Problem description — All of the entries must be reproduced exactly, with no images carried over.

>> start Data for this exercise

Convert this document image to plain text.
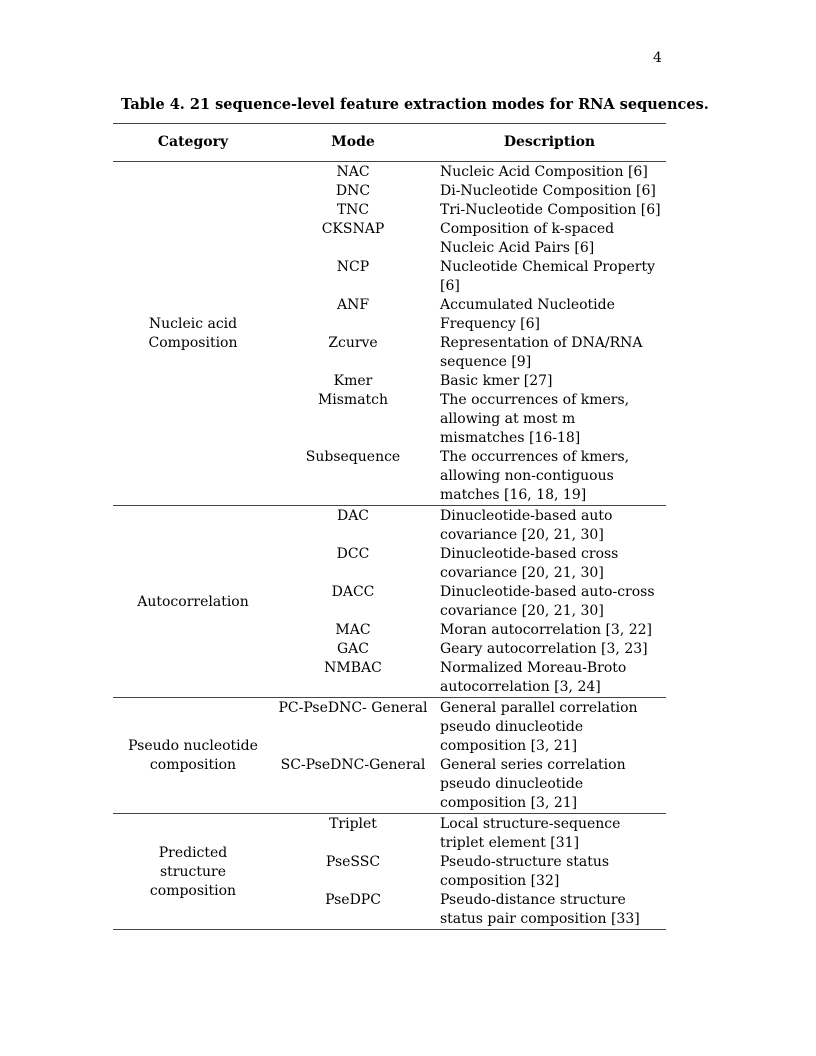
4
Table 4. 21 sequence-level feature extraction modes for RNA sequences.
Category	Mode	Description

Nucleic acid Composition	NAC	Nucleic Acid Composition [6]
	DNC	Di-Nucleotide Composition [6]
	TNC	Tri-Nucleotide Composition [6]
	CKSNAP	Composition of k-spaced Nucleic Acid Pairs [6]
	NCP	Nucleotide Chemical Property [6]
	ANF	Accumulated Nucleotide Frequency [6]
	Zcurve	Representation of DNA/RNA sequence [9]
	Kmer	Basic kmer [27]
	Mismatch	The occurrences of kmers, allowing at most m mismatches [16-18]
	Subsequence	The occurrences of kmers, allowing non-contiguous matches [16, 18, 19]

Autocorrelation	DAC	Dinucleotide-based auto covariance [20, 21, 30]
	DCC	Dinucleotide-based cross covariance [20, 21, 30]
	DACC	Dinucleotide-based auto-cross covariance [20, 21, 30]
	MAC	Moran autocorrelation [3, 22]
	GAC	Geary autocorrelation [3, 23]
	NMBAC	Normalized Moreau-Broto autocorrelation [3, 24]

Pseudo nucleotide composition	PC-PseDNC- General	General parallel correlation pseudo dinucleotide composition [3, 21]
	SC-PseDNC-General	General series correlation pseudo dinucleotide composition [3, 21]

Predicted structure composition	Triplet	Local structure-sequence triplet element [31]
	PseSSC	Pseudo-structure status composition [32]
	PseDPC	Pseudo-distance structure status pair composition [33]
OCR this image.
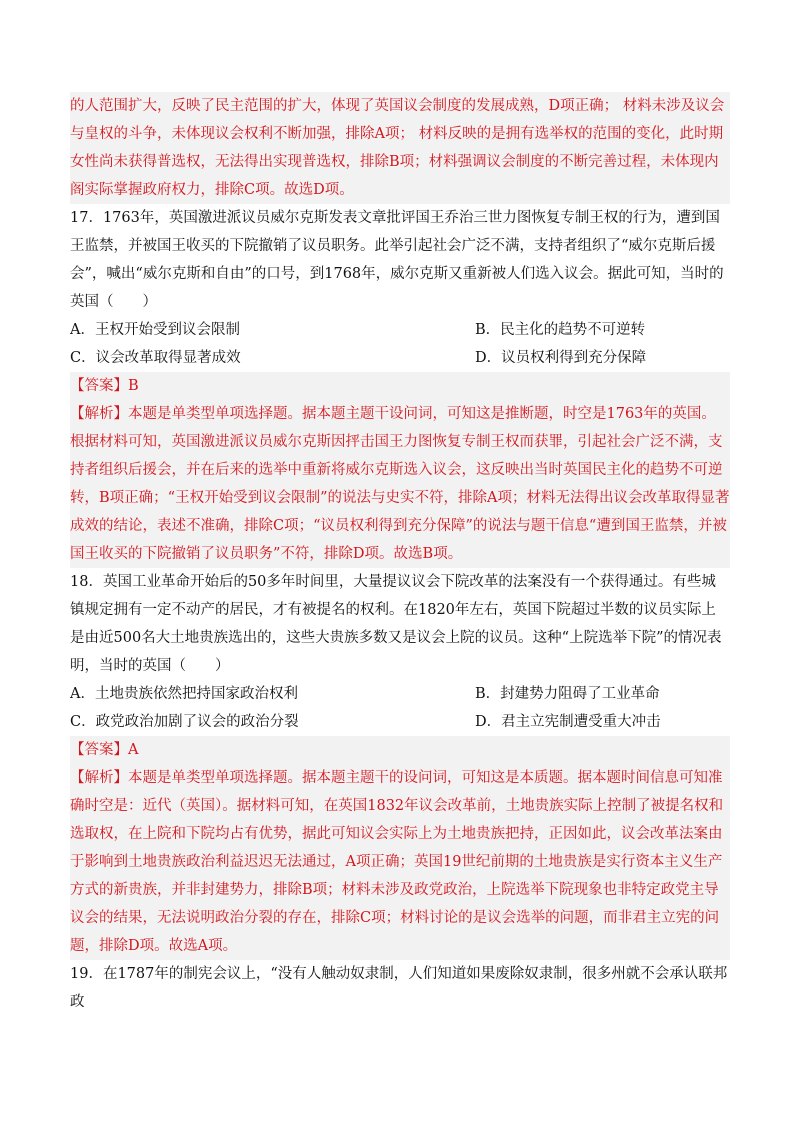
的人范围扩大，反映了民主范围的扩大，体现了英国议会制度的发展成熟，D项正确； 材料未涉及议会与皇权的斗争，未体现议会权利不断加强，排除A项； 材料反映的是拥有选举权的范围的变化，此时期女性尚未获得普选权，无法得出实现普选权，排除B项；材料强调议会制度的不断完善过程，未体现内阁实际掌握政府权力，排除C项。故选D项。
17．1763年，英国激进派议员威尔克斯发表文章批评国王乔治三世力图恢复专制王权的行为，遭到国王监禁，并被国王收买的下院撤销了议员职务。此举引起社会广泛不满，支持者组织了“威尔克斯后援会”，喊出“威尔克斯和自由”的口号，到1768年，威尔克斯又重新被人们选入议会。据此可知，当时的英国（　　）
A．王权开始受到议会限制	B．民主化的趋势不可逆转
C．议会改革取得显著成效	D．议员权利得到充分保障
【答案】B
【解析】本题是单类型单项选择题。据本题主题干设问词，可知这是推断题，时空是1763年的英国。根据材料可知，英国激进派议员威尔克斯因抨击国王力图恢复专制王权而获罪，引起社会广泛不满，支持者组织后援会，并在后来的选举中重新将威尔克斯选入议会，这反映出当时英国民主化的趋势不可逆转，B项正确；“王权开始受到议会限制”的说法与史实不符，排除A项；材料无法得出议会改革取得显著成效的结论，表述不准确，排除C项；“议员权利得到充分保障”的说法与题干信息“遭到国王监禁，并被国王收买的下院撤销了议员职务”不符，排除D项。故选B项。
18．英国工业革命开始后的50多年时间里，大量提议议会下院改革的法案没有一个获得通过。有些城镇规定拥有一定不动产的居民，才有被提名的权利。在1820年左右，英国下院超过半数的议员实际上是由近500名大土地贵族选出的，这些大贵族多数又是议会上院的议员。这种“上院选举下院”的情况表明，当时的英国（　　）
A．土地贵族依然把持国家政治权利	B．封建势力阻碍了工业革命
C．政党政治加剧了议会的政治分裂	D．君主立宪制遭受重大冲击
【答案】A
【解析】本题是单类型单项选择题。据本题主题干的设问词，可知这是本质题。据本题时间信息可知准确时空是：近代（英国）。据材料可知，在英国1832年议会改革前，土地贵族实际上控制了被提名权和选取权，在上院和下院均占有优势，据此可知议会实际上为土地贵族把持，正因如此，议会改革法案由于影响到土地贵族政治利益迟迟无法通过，A项正确；英国19世纪前期的土地贵族是实行资本主义生产方式的新贵族，并非封建势力，排除B项；材料未涉及政党政治，上院选举下院现象也非特定政党主导议会的结果，无法说明政治分裂的存在，排除C项；材料讨论的是议会选举的问题，而非君主立宪的问题，排除D项。故选A项。
19．在1787年的制宪会议上，“没有人触动奴隶制，人们知道如果废除奴隶制，很多州就不会承认联邦政
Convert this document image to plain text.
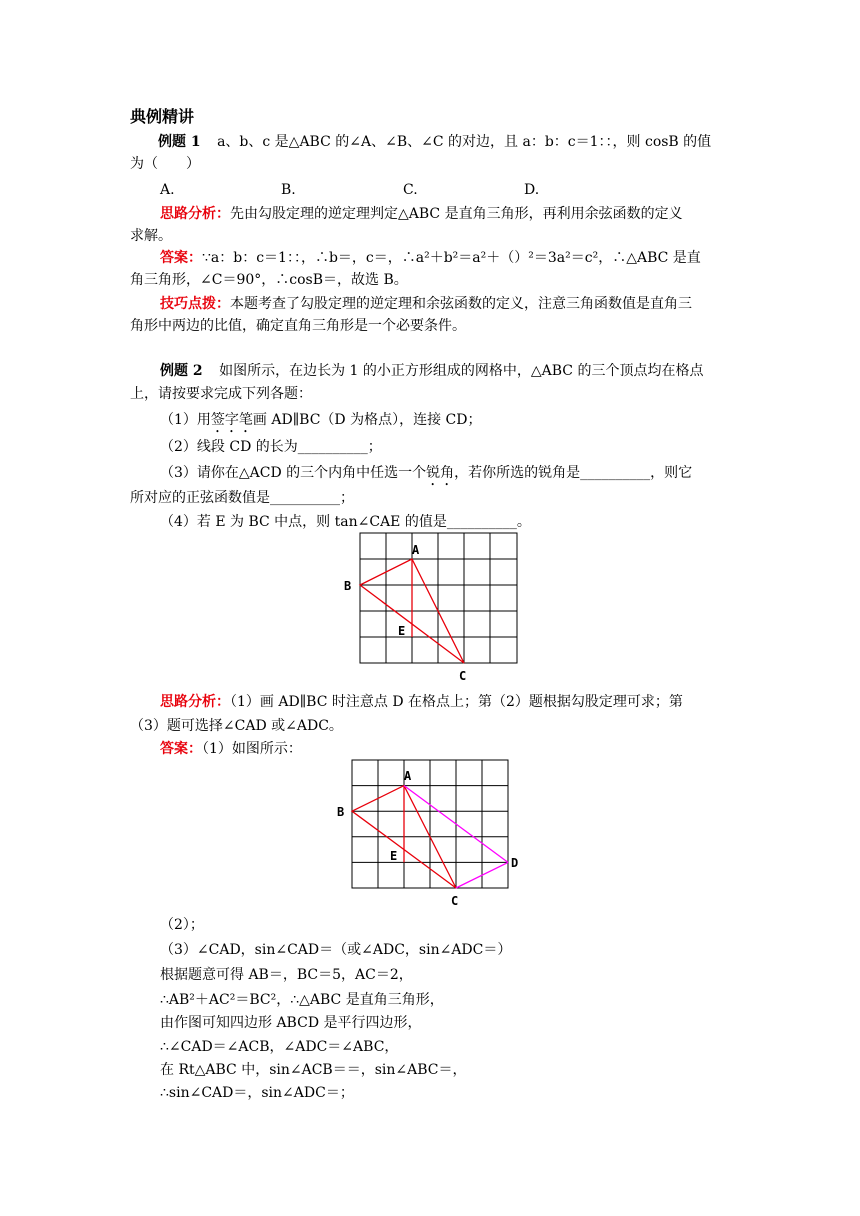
典例精讲
例题 1 a、b、c 是△ABC 的∠A、∠B、∠C 的对边，且 a：b：c＝1：：，则 cosB 的值
为（　　）
A.	B.	C.	D.
思路分析：先由勾股定理的逆定理判定△ABC 是直角三角形，再利用余弦函数的定义
求解。
答案：∵a：b：c＝1：：，∴b＝，c＝，∴a²＋b²＝a²＋（）²＝3a²＝c²，∴△ABC 是直
角三角形，∠C＝90°，∴cosB＝，故选 B。
技巧点拨：本题考查了勾股定理的逆定理和余弦函数的定义，注意三角函数值是直角三
角形中两边的比值，确定直角三角形是一个必要条件。
例题 2 如图所示，在边长为 1 的小正方形组成的网格中，△ABC 的三个顶点均在格点
上，请按要求完成下列各题：
（1）用签字笔画 AD∥BC（D 为格点），连接 CD；
（2）线段 CD 的长为__________；
（3）请你在△ACD 的三个内角中任选一个锐角，若你所选的锐角是__________，则它
所对应的正弦函数值是__________；
（4）若 E 为 BC 中点，则 tan∠CAE 的值是__________。
A
B
C
E
思路分析：（1）画 AD∥BC 时注意点 D 在格点上；第（2）题根据勾股定理可求；第
（3）题可选择∠CAD 或∠ADC。
答案：（1）如图所示：
A
B
C
D
E
（2）；
（3）∠CAD，sin∠CAD＝（或∠ADC，sin∠ADC＝）
根据题意可得 AB＝，BC＝5，AC＝2，
∴AB²＋AC²＝BC²，∴△ABC 是直角三角形，
由作图可知四边形 ABCD 是平行四边形，
∴∠CAD＝∠ACB，∠ADC＝∠ABC，
在 Rt△ABC 中，sin∠ACB＝＝，sin∠ABC＝，
∴sin∠CAD＝，sin∠ADC＝；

>> end Data for this exercise

Exercise result —
Convert this document image to plain text.
4
Table 4. 21 sequence-level feature extraction modes for RNA sequences.
Category	Mode	Description

Nucleic acid Composition	NAC	Nucleic Acid Composition [6]
	DNC	Di-Nucleotide Composition [6]
	TNC	Tri-Nucleotide Composition [6]
	CKSNAP	Composition of k-spaced Nucleic Acid Pairs [6]
	NCP	Nucleotide Chemical Property [6]
	ANF	Accumulated Nucleotide Frequency [6]
	Zcurve	Representation of DNA/RNA sequence [9]
	Kmer	Basic kmer [27]
	Mismatch	The occurrences of kmers, allowing at most m mismatches [16-18]
	Subsequence	The occurrences of kmers, allowing non-contiguous matches [16, 18, 19]

Autocorrelation	DAC	Dinucleotide-based auto covariance [20, 21, 30]
	DCC	Dinucleotide-based cross covariance [20, 21, 30]
	DACC	Dinucleotide-based auto-cross covariance [20, 21, 30]
	MAC	Moran autocorrelation [3, 22]
	GAC	Geary autocorrelation [3, 23]
	NMBAC	Normalized Moreau-Broto autocorrelation [3, 24]

Pseudo nucleotide composition	PC-PseDNC- General	General parallel correlation pseudo dinucleotide composition [3, 21]
	SC-PseDNC-General	General series correlation pseudo dinucleotide composition [3, 21]

Predicted structure composition	Triplet	Local structure-sequence triplet element [31]
	PseSSC	Pseudo-structure status composition [32]
	PseDPC	Pseudo-distance structure status pair composition [33]
OCR this image.
的人范围扩大，反映了民主范围的扩大，体现了英国议会制度的发展成熟，D项正确； 材料未涉及议会与皇权的斗争，未体现议会权利不断加强，排除A项； 材料反映的是拥有选举权的范围的变化，此时期女性尚未获得普选权，无法得出实现普选权，排除B项；材料强调议会制度的不断完善过程，未体现内阁实际掌握政府权力，排除C项。故选D项。
17．1763年，英国激进派议员威尔克斯发表文章批评国王乔治三世力图恢复专制王权的行为，遭到国王监禁，并被国王收买的下院撤销了议员职务。此举引起社会广泛不满，支持者组织了“威尔克斯后援会”，喊出“威尔克斯和自由”的口号，到1768年，威尔克斯又重新被人们选入议会。据此可知，当时的英国（　　）
A．王权开始受到议会限制	B．民主化的趋势不可逆转
C．议会改革取得显著成效	D．议员权利得到充分保障
【答案】B
【解析】本题是单类型单项选择题。据本题主题干设问词，可知这是推断题，时空是1763年的英国。根据材料可知，英国激进派议员威尔克斯因抨击国王力图恢复专制王权而获罪，引起社会广泛不满，支持者组织后援会，并在后来的选举中重新将威尔克斯选入议会，这反映出当时英国民主化的趋势不可逆转，B项正确；“王权开始受到议会限制”的说法与史实不符，排除A项；材料无法得出议会改革取得显著成效的结论，表述不准确，排除C项；“议员权利得到充分保障”的说法与题干信息“遭到国王监禁，并被国王收买的下院撤销了议员职务”不符，排除D项。故选B项。
18．英国工业革命开始后的50多年时间里，大量提议议会下院改革的法案没有一个获得通过。有些城镇规定拥有一定不动产的居民，才有被提名的权利。在1820年左右，英国下院超过半数的议员实际上是由近500名大土地贵族选出的，这些大贵族多数又是议会上院的议员。这种“上院选举下院”的情况表明，当时的英国（　　）
A．土地贵族依然把持国家政治权利	B．封建势力阻碍了工业革命
C．政党政治加剧了议会的政治分裂	D．君主立宪制遭受重大冲击
【答案】A
【解析】本题是单类型单项选择题。据本题主题干的设问词，可知这是本质题。据本题时间信息可知准确时空是：近代（英国）。据材料可知，在英国1832年议会改革前，土地贵族实际上控制了被提名权和选取权，在上院和下院均占有优势，据此可知议会实际上为土地贵族把持，正因如此，议会改革法案由于影响到土地贵族政治利益迟迟无法通过，A项正确；英国19世纪前期的土地贵族是实行资本主义生产方式的新贵族，并非封建势力，排除B项；材料未涉及政党政治，上院选举下院现象也非特定政党主导议会的结果，无法说明政治分裂的存在，排除C项；材料讨论的是议会选举的问题，而非君主立宪的问题，排除D项。故选A项。
19．在1787年的制宪会议上，“没有人触动奴隶制，人们知道如果废除奴隶制，很多州就不会承认联邦政
Convert this document image to plain text.
典例精讲
例题 1 a、b、c 是△ABC 的∠A、∠B、∠C 的对边，且 a：b：c＝1：：，则 cosB 的值
为（　　）
A.	B.	C.	D.
思路分析：先由勾股定理的逆定理判定△ABC 是直角三角形，再利用余弦函数的定义
求解。
答案：∵a：b：c＝1：：，∴b＝，c＝，∴a²＋b²＝a²＋（）²＝3a²＝c²，∴△ABC 是直
角三角形，∠C＝90°，∴cosB＝，故选 B。
技巧点拨：本题考查了勾股定理的逆定理和余弦函数的定义，注意三角函数值是直角三
角形中两边的比值，确定直角三角形是一个必要条件。
例题 2 如图所示，在边长为 1 的小正方形组成的网格中，△ABC 的三个顶点均在格点
上，请按要求完成下列各题：
（1）用签字笔画 AD∥BC（D 为格点），连接 CD；
（2）线段 CD 的长为__________；
（3）请你在△ACD 的三个内角中任选一个锐角，若你所选的锐角是__________，则它
所对应的正弦函数值是__________；
（4）若 E 为 BC 中点，则 tan∠CAE 的值是__________。
A
B
C
E
思路分析：（1）画 AD∥BC 时注意点 D 在格点上；第（2）题根据勾股定理可求；第
（3）题可选择∠CAD 或∠ADC。
答案：（1）如图所示：
A
B
C
D
E
（2）；
（3）∠CAD，sin∠CAD＝（或∠ADC，sin∠ADC＝）
根据题意可得 AB＝，BC＝5，AC＝2，
∴AB²＋AC²＝BC²，∴△ABC 是直角三角形，
由作图可知四边形 ABCD 是平行四边形，
∴∠CAD＝∠ACB，∠ADC＝∠ABC，
在 Rt△ABC 中，sin∠ACB＝＝，sin∠ABC＝，
∴sin∠CAD＝，sin∠ADC＝；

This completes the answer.